● Raw records
# # # #

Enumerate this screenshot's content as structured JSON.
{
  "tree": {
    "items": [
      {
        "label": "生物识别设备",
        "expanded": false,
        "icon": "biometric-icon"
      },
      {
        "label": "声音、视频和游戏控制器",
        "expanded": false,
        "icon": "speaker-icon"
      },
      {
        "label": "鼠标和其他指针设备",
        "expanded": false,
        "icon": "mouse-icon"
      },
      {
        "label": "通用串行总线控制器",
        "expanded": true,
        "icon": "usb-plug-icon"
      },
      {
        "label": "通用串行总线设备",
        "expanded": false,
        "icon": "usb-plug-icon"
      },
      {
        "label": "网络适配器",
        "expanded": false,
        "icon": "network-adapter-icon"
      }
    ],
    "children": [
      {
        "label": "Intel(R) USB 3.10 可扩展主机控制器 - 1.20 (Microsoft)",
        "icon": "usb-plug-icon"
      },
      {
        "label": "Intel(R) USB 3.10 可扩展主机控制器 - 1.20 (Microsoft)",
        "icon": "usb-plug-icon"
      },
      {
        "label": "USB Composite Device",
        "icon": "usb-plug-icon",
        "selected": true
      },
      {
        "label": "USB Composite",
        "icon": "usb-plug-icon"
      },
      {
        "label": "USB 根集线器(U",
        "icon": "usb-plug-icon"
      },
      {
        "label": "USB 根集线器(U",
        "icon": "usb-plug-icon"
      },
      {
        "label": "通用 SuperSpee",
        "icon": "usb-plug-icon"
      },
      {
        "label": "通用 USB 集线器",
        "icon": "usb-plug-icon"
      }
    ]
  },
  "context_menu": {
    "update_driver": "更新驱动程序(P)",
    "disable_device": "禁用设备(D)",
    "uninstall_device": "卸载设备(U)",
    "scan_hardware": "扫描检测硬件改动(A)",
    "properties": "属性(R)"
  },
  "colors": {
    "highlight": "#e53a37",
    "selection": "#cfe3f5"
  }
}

# # # #

● Request
Print out every record again, exactly and in full.

● The reply
Enumerate this screenshot's content as structured JSON.
{
  "tree": {
    "items": [
      {
        "label": "生物识别设备",
        "expanded": false,
        "icon": "biometric-icon"
      },
      {
        "label": "声音、视频和游戏控制器",
        "expanded": false,
        "icon": "speaker-icon"
      },
      {
        "label": "鼠标和其他指针设备",
        "expanded": false,
        "icon": "mouse-icon"
      },
      {
        "label": "通用串行总线控制器",
        "expanded": true,
        "icon": "usb-plug-icon"
      },
      {
        "label": "通用串行总线设备",
        "expanded": false,
        "icon": "usb-plug-icon"
      },
      {
        "label": "网络适配器",
        "expanded": false,
        "icon": "network-adapter-icon"
      }
    ],
    "children": [
      {
        "label": "Intel(R) USB 3.10 可扩展主机控制器 - 1.20 (Microsoft)",
        "icon": "usb-plug-icon"
      },
      {
        "label": "Intel(R) USB 3.10 可扩展主机控制器 - 1.20 (Microsoft)",
        "icon": "usb-plug-icon"
      },
      {
        "label": "USB Composite Device",
        "icon": "usb-plug-icon",
        "selected": true
      },
      {
        "label": "USB Composite",
        "icon": "usb-plug-icon"
      },
      {
        "label": "USB 根集线器(U",
        "icon": "usb-plug-icon"
      },
      {
        "label": "USB 根集线器(U",
        "icon": "usb-plug-icon"
      },
      {
        "label": "通用 SuperSpee",
        "icon": "usb-plug-icon"
      },
      {
        "label": "通用 USB 集线器",
        "icon": "usb-plug-icon"
      }
    ]
  },
  "context_menu": {
    "update_driver": "更新驱动程序(P)",
    "disable_device": "禁用设备(D)",
    "uninstall_device": "卸载设备(U)",
    "scan_hardware": "扫描检测硬件改动(A)",
    "properties": "属性(R)"
  },
  "colors": {
    "highlight": "#e53a37",
    "selection": "#cfe3f5"
  }
}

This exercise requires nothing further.